Extracted records
- - - - -

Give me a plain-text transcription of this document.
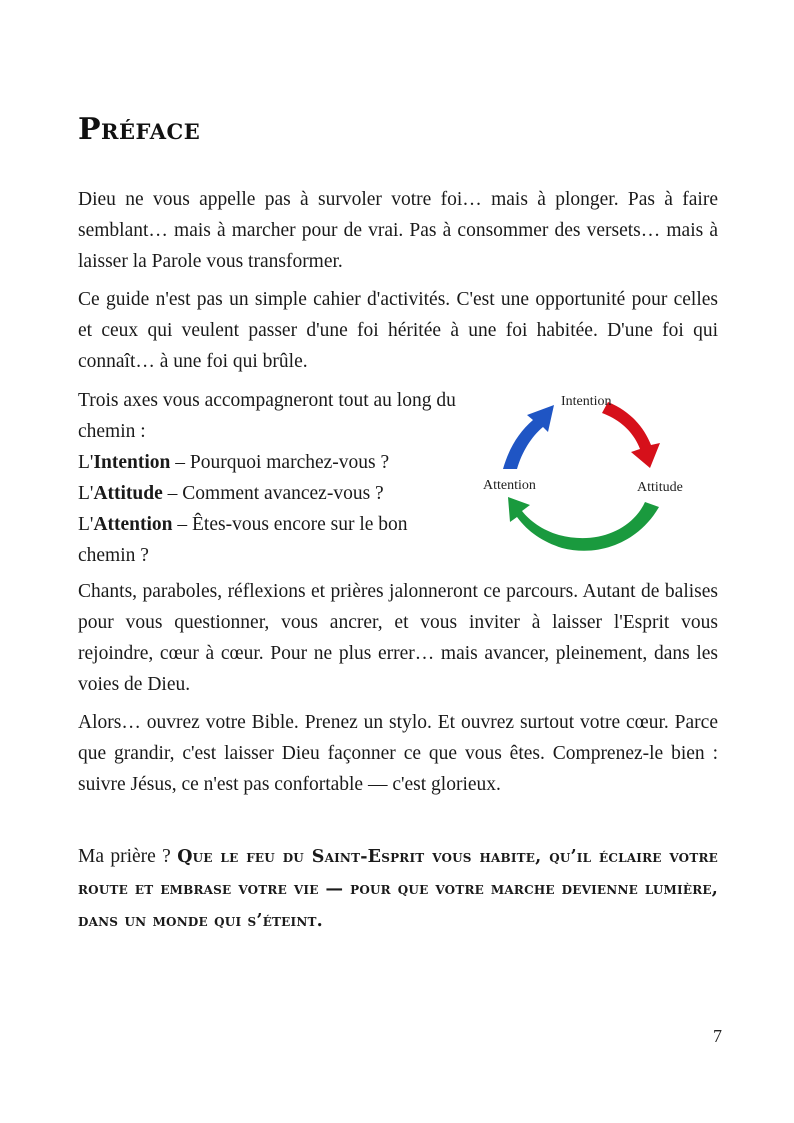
Préface

Dieu ne vous appelle pas à survoler votre foi… mais à plonger. Pas à faire semblant… mais à marcher pour de vrai. Pas à consommer des versets… mais à laisser la Parole vous transformer.

Ce guide n'est pas un simple cahier d'activités. C'est une opportunité pour celles et ceux qui veulent passer d'une foi héritée à une foi habitée. D'une foi qui connaît… à une foi qui brûle.

Trois axes vous accompagneront tout au long du chemin :

L'Intention – Pourquoi marchez-vous ?

L'Attitude – Comment avancez-vous ?

L'Attention – Êtes-vous encore sur le bon chemin ?

Intention
Attitude
Attention

Chants, paraboles, réflexions et prières jalonneront ce parcours. Autant de balises pour vous questionner, vous ancrer, et vous inviter à laisser l'Esprit vous rejoindre, cœur à cœur. Pour ne plus errer… mais avancer, pleinement, dans les voies de Dieu.

Alors… ouvrez votre Bible. Prenez un stylo. Et ouvrez surtout votre cœur. Parce que grandir, c'est laisser Dieu façonner ce que vous êtes. Comprenez-le bien : suivre Jésus, ce n'est pas confortable — c'est glorieux.

Ma prière ? Que le feu du Saint-Esprit vous habite, qu’il éclaire votre route et embrase votre vie — pour que votre marche devienne lumière, dans un monde qui s’éteint.

7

- - - - -

Given task: From the entries, copy out each line containing the word "Attention".

Response for this exercise:
L'Attention – Êtes-vous encore sur le bon chemin ?
Attention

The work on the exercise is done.